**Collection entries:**
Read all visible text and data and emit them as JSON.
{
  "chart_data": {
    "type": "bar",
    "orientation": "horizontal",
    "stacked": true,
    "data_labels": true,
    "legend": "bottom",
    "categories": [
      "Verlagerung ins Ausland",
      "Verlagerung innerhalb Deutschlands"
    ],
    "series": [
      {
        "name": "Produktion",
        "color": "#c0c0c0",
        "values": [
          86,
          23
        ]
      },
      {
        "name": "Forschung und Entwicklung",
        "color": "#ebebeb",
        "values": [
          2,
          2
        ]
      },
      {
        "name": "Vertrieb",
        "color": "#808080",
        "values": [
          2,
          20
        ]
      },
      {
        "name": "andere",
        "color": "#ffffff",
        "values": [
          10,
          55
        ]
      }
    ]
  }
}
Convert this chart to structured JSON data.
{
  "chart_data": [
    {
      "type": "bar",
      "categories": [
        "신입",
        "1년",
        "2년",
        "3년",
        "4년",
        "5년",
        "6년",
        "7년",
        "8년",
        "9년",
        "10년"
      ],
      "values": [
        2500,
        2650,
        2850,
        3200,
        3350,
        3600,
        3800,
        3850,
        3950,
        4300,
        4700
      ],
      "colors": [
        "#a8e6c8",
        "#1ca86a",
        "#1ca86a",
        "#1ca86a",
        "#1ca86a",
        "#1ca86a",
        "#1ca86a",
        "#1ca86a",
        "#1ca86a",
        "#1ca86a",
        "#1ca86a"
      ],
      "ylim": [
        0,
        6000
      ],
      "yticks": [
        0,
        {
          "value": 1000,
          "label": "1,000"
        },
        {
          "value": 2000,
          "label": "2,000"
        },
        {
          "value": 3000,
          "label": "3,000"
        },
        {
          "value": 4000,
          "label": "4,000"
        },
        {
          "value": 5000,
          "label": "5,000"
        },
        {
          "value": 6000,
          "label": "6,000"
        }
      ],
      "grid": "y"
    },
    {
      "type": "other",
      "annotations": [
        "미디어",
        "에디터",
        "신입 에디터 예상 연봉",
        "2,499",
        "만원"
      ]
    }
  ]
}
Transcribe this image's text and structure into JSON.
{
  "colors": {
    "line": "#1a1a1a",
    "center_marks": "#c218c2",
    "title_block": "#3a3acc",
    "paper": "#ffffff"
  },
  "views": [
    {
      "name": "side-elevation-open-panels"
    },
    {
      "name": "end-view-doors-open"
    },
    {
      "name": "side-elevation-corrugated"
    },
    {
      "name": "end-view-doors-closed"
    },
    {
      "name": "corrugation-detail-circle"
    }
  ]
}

---

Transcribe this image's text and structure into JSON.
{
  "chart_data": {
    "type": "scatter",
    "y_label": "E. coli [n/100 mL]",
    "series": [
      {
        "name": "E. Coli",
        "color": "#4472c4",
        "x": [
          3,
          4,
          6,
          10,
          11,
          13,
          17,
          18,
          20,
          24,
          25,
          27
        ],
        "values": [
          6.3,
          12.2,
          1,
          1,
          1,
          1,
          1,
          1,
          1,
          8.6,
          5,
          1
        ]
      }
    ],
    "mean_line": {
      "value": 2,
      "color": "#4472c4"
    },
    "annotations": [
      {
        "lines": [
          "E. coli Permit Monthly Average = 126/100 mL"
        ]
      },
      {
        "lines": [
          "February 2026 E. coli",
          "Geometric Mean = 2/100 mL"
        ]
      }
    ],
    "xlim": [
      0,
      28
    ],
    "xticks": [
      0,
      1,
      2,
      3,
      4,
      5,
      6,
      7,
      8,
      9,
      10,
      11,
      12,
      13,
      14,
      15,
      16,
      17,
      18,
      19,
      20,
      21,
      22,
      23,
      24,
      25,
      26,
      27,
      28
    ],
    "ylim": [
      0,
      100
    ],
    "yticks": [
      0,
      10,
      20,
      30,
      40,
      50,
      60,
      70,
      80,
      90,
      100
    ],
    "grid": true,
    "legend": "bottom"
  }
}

**WHAT THIS TASK INVOLVES:** Counting only lines of the data above that hold "elevation", report the total and nothing else.

**COMPLETE OUTPUT:** 2